==== Material for the task ====

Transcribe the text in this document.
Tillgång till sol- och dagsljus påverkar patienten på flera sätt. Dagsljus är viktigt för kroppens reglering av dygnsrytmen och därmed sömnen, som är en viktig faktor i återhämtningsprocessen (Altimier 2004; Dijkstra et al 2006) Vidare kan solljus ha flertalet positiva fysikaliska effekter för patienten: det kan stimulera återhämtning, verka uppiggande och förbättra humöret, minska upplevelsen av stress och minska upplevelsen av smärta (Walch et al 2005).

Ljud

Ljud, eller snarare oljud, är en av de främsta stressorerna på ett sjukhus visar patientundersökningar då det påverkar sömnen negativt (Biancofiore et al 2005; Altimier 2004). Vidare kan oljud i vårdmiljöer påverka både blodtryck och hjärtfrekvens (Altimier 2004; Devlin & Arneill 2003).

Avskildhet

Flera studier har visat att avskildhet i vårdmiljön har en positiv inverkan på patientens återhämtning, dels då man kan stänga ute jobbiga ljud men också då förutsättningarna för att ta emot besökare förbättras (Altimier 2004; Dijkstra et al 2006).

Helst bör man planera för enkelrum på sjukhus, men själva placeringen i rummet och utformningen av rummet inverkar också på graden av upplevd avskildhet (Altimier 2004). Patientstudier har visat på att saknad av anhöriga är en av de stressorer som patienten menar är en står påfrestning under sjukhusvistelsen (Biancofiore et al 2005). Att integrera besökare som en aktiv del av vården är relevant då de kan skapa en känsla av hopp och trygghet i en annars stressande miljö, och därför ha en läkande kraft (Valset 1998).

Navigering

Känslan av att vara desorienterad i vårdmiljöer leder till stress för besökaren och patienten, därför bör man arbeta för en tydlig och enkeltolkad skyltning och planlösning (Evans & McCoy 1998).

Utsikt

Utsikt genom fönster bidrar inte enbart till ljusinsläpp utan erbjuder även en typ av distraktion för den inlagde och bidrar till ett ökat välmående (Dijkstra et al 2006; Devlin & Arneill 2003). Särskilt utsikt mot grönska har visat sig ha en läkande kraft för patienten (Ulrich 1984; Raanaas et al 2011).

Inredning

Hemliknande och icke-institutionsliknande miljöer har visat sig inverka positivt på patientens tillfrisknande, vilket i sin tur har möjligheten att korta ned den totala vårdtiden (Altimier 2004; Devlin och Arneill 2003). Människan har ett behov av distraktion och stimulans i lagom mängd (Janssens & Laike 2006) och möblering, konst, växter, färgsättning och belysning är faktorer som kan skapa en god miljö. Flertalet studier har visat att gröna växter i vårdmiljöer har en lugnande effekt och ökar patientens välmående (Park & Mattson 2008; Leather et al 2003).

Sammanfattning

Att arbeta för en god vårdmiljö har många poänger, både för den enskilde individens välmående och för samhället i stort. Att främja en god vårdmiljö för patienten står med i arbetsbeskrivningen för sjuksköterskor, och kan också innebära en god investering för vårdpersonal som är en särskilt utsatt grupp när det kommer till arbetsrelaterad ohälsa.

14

====

Copy every single line of the material above that holds "Utsikt".

Utsikt
Utsikt genom fönster bidrar inte enbart till ljusinsläpp utan erbjuder även en typ av distraktion för den inlagde och bidrar till ett ökat välmående (Dijkstra et al 2006; Devlin & Arneill 2003). Särskilt utsikt mot grönska har visat sig ha en läkande kraft för patienten (Ulrich 1984; Raanaas et al 2011).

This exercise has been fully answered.